══ Extracted entries ══

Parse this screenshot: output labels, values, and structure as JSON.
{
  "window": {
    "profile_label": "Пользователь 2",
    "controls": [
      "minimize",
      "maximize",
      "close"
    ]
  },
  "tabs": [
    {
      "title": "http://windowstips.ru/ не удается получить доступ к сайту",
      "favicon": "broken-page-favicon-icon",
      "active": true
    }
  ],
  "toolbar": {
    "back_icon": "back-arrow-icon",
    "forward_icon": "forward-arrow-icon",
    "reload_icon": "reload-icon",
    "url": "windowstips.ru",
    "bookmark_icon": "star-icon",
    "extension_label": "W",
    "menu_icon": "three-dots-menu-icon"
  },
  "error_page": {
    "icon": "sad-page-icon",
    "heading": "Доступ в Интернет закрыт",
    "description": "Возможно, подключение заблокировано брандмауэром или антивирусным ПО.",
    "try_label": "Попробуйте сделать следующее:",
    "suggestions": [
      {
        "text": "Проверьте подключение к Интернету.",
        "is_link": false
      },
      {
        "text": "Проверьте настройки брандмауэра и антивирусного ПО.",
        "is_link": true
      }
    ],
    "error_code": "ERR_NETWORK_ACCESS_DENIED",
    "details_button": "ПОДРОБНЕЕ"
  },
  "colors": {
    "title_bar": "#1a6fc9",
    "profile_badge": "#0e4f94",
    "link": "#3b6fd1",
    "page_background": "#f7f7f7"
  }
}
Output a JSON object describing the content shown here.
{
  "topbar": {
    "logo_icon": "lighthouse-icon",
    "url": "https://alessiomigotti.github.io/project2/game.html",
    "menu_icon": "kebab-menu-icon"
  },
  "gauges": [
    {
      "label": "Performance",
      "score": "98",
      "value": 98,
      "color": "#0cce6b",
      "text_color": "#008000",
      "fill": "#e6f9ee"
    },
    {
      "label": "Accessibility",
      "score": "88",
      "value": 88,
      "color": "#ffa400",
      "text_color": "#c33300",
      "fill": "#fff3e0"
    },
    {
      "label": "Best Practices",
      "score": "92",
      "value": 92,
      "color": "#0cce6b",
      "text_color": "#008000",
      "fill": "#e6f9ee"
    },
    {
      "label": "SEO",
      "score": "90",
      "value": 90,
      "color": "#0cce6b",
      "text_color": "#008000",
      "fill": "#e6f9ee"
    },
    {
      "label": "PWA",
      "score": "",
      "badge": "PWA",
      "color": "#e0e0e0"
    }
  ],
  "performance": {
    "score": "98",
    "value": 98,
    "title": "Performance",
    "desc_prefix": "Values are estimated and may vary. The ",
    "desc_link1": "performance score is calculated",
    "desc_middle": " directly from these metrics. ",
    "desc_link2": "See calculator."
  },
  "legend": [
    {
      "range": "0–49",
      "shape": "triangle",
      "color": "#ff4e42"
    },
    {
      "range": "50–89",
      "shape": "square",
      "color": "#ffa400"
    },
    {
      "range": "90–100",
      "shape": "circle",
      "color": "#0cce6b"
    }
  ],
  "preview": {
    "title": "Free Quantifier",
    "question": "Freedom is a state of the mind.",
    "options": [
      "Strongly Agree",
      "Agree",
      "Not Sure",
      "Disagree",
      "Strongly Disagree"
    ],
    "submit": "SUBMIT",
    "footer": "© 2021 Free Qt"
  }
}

═══

**Aim of the exercise:**
The word "windowstips" appears in how many lines of the records? Give the number only.

**Exercise solution:**
2